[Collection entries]

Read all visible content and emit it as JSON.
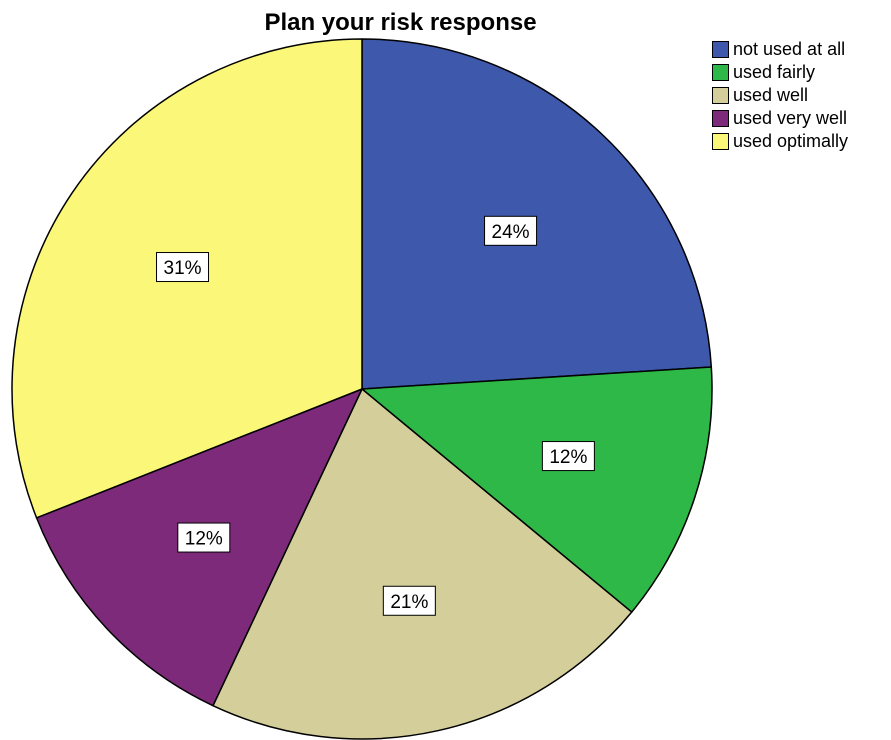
{
  "chart_data": {
    "type": "pie",
    "title": "Plan your risk response",
    "start_angle_deg": 0,
    "direction": "clockwise",
    "series": [
      {
        "name": "not used at all",
        "value": 24,
        "label": "24%",
        "color": "#3E58AC"
      },
      {
        "name": "used fairly",
        "value": 12,
        "label": "12%",
        "color": "#2EB848"
      },
      {
        "name": "used well",
        "value": 21,
        "label": "21%",
        "color": "#D4CF9A"
      },
      {
        "name": "used very well",
        "value": 12,
        "label": "12%",
        "color": "#7D2A7B"
      },
      {
        "name": "used optimally",
        "value": 31,
        "label": "31%",
        "color": "#FBF778"
      }
    ],
    "legend_position": "top-right"
  }
}
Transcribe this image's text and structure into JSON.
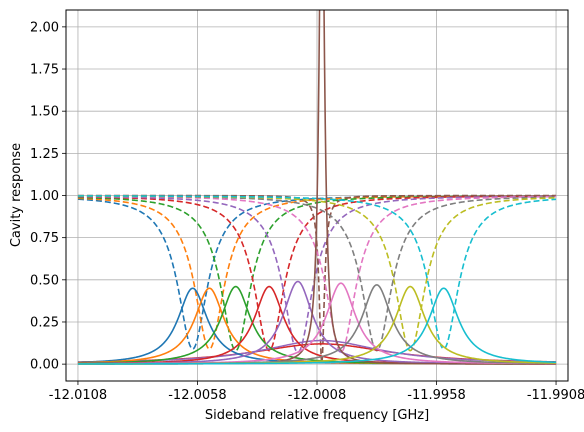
{
  "chart_data": {
    "type": "line",
    "title": "",
    "xlabel": "Sideband relative frequency [GHz]",
    "ylabel": "Cavity response",
    "xlim": [
      -12.0113,
      -11.9903
    ],
    "ylim": [
      -0.1,
      2.1
    ],
    "grid": true,
    "legend": "none",
    "x_ticks": [
      {
        "value": -12.0108,
        "label": "-12.0108"
      },
      {
        "value": -12.0058,
        "label": "-12.0058"
      },
      {
        "value": -12.0008,
        "label": "-12.0008"
      },
      {
        "value": -11.9958,
        "label": "-11.9958"
      },
      {
        "value": -11.9908,
        "label": "-11.9908"
      }
    ],
    "y_ticks": [
      {
        "value": 0.0,
        "label": "0.00"
      },
      {
        "value": 0.25,
        "label": "0.25"
      },
      {
        "value": 0.5,
        "label": "0.50"
      },
      {
        "value": 0.75,
        "label": "0.75"
      },
      {
        "value": 1.0,
        "label": "1.00"
      },
      {
        "value": 1.25,
        "label": "1.25"
      },
      {
        "value": 1.5,
        "label": "1.50"
      },
      {
        "value": 1.75,
        "label": "1.75"
      },
      {
        "value": 2.0,
        "label": "2.00"
      }
    ],
    "x_range": [
      -12.0108,
      -11.9908
    ],
    "series_model": "Solid lines: Lorentzian transmission peaks of height `peak` and half-width `width` (GHz) centred at `center`. Dashed lines: reflection dips 1 - peak_dip * L(x), same center and width.",
    "series": [
      {
        "color": "#1f77b4",
        "center": -12.006,
        "width": 0.00075,
        "peak": 0.45,
        "dip_depth": 0.91
      },
      {
        "color": "#ff7f0e",
        "center": -12.0053,
        "width": 0.00075,
        "peak": 0.45,
        "dip_depth": 0.91
      },
      {
        "color": "#2ca02c",
        "center": -12.0042,
        "width": 0.00075,
        "peak": 0.46,
        "dip_depth": 0.92
      },
      {
        "color": "#d62728",
        "center": -12.0028,
        "width": 0.00075,
        "peak": 0.46,
        "dip_depth": 0.92
      },
      {
        "color": "#9467bd",
        "center": -12.0016,
        "width": 0.00075,
        "peak": 0.49,
        "dip_depth": 0.93
      },
      {
        "color": "#8c564b",
        "center": -12.0006,
        "width": 0.00013,
        "peak": 3.2,
        "dip_depth": 1.0
      },
      {
        "color": "#e377c2",
        "center": -11.9998,
        "width": 0.00075,
        "peak": 0.48,
        "dip_depth": 0.93
      },
      {
        "color": "#7f7f7f",
        "center": -11.9983,
        "width": 0.00075,
        "peak": 0.47,
        "dip_depth": 0.92
      },
      {
        "color": "#bcbd22",
        "center": -11.9969,
        "width": 0.00075,
        "peak": 0.46,
        "dip_depth": 0.92
      },
      {
        "color": "#17becf",
        "center": -11.9955,
        "width": 0.00075,
        "peak": 0.45,
        "dip_depth": 0.91
      }
    ],
    "extra_curves": [
      {
        "color": "#d62728",
        "center": -12.0006,
        "width": 0.0035,
        "peak": 0.12,
        "style": "solid"
      },
      {
        "color": "#9467bd",
        "center": -12.0006,
        "width": 0.003,
        "peak": 0.14,
        "style": "solid"
      }
    ]
  }
}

=== AIM ===
Quote in full the listing given above; the images are to be left out.

=== TASK RESPONSE ===
Read all visible content and emit it as JSON.
{
  "chart_data": {
    "type": "pie",
    "title": "Plan your risk response",
    "start_angle_deg": 0,
    "direction": "clockwise",
    "series": [
      {
        "name": "not used at all",
        "value": 24,
        "label": "24%",
        "color": "#3E58AC"
      },
      {
        "name": "used fairly",
        "value": 12,
        "label": "12%",
        "color": "#2EB848"
      },
      {
        "name": "used well",
        "value": 21,
        "label": "21%",
        "color": "#D4CF9A"
      },
      {
        "name": "used very well",
        "value": 12,
        "label": "12%",
        "color": "#7D2A7B"
      },
      {
        "name": "used optimally",
        "value": 31,
        "label": "31%",
        "color": "#FBF778"
      }
    ],
    "legend_position": "top-right"
  }
}
Transcribe this image's text and structure into JSON.
{
  "chart_data": {
    "type": "line",
    "title": "",
    "xlabel": "Sideband relative frequency [GHz]",
    "ylabel": "Cavity response",
    "xlim": [
      -12.0113,
      -11.9903
    ],
    "ylim": [
      -0.1,
      2.1
    ],
    "grid": true,
    "legend": "none",
    "x_ticks": [
      {
        "value": -12.0108,
        "label": "-12.0108"
      },
      {
        "value": -12.0058,
        "label": "-12.0058"
      },
      {
        "value": -12.0008,
        "label": "-12.0008"
      },
      {
        "value": -11.9958,
        "label": "-11.9958"
      },
      {
        "value": -11.9908,
        "label": "-11.9908"
      }
    ],
    "y_ticks": [
      {
        "value": 0.0,
        "label": "0.00"
      },
      {
        "value": 0.25,
        "label": "0.25"
      },
      {
        "value": 0.5,
        "label": "0.50"
      },
      {
        "value": 0.75,
        "label": "0.75"
      },
      {
        "value": 1.0,
        "label": "1.00"
      },
      {
        "value": 1.25,
        "label": "1.25"
      },
      {
        "value": 1.5,
        "label": "1.50"
      },
      {
        "value": 1.75,
        "label": "1.75"
      },
      {
        "value": 2.0,
        "label": "2.00"
      }
    ],
    "x_range": [
      -12.0108,
      -11.9908
    ],
    "series_model": "Solid lines: Lorentzian transmission peaks of height `peak` and half-width `width` (GHz) centred at `center`. Dashed lines: reflection dips 1 - peak_dip * L(x), same center and width.",
    "series": [
      {
        "color": "#1f77b4",
        "center": -12.006,
        "width": 0.00075,
        "peak": 0.45,
        "dip_depth": 0.91
      },
      {
        "color": "#ff7f0e",
        "center": -12.0053,
        "width": 0.00075,
        "peak": 0.45,
        "dip_depth": 0.91
      },
      {
        "color": "#2ca02c",
        "center": -12.0042,
        "width": 0.00075,
        "peak": 0.46,
        "dip_depth": 0.92
      },
      {
        "color": "#d62728",
        "center": -12.0028,
        "width": 0.00075,
        "peak": 0.46,
        "dip_depth": 0.92
      },
      {
        "color": "#9467bd",
        "center": -12.0016,
        "width": 0.00075,
        "peak": 0.49,
        "dip_depth": 0.93
      },
      {
        "color": "#8c564b",
        "center": -12.0006,
        "width": 0.00013,
        "peak": 3.2,
        "dip_depth": 1.0
      },
      {
        "color": "#e377c2",
        "center": -11.9998,
        "width": 0.00075,
        "peak": 0.48,
        "dip_depth": 0.93
      },
      {
        "color": "#7f7f7f",
        "center": -11.9983,
        "width": 0.00075,
        "peak": 0.47,
        "dip_depth": 0.92
      },
      {
        "color": "#bcbd22",
        "center": -11.9969,
        "width": 0.00075,
        "peak": 0.46,
        "dip_depth": 0.92
      },
      {
        "color": "#17becf",
        "center": -11.9955,
        "width": 0.00075,
        "peak": 0.45,
        "dip_depth": 0.91
      }
    ],
    "extra_curves": [
      {
        "color": "#d62728",
        "center": -12.0006,
        "width": 0.0035,
        "peak": 0.12,
        "style": "solid"
      },
      {
        "color": "#9467bd",
        "center": -12.0006,
        "width": 0.003,
        "peak": 0.14,
        "style": "solid"
      }
    ]
  }
}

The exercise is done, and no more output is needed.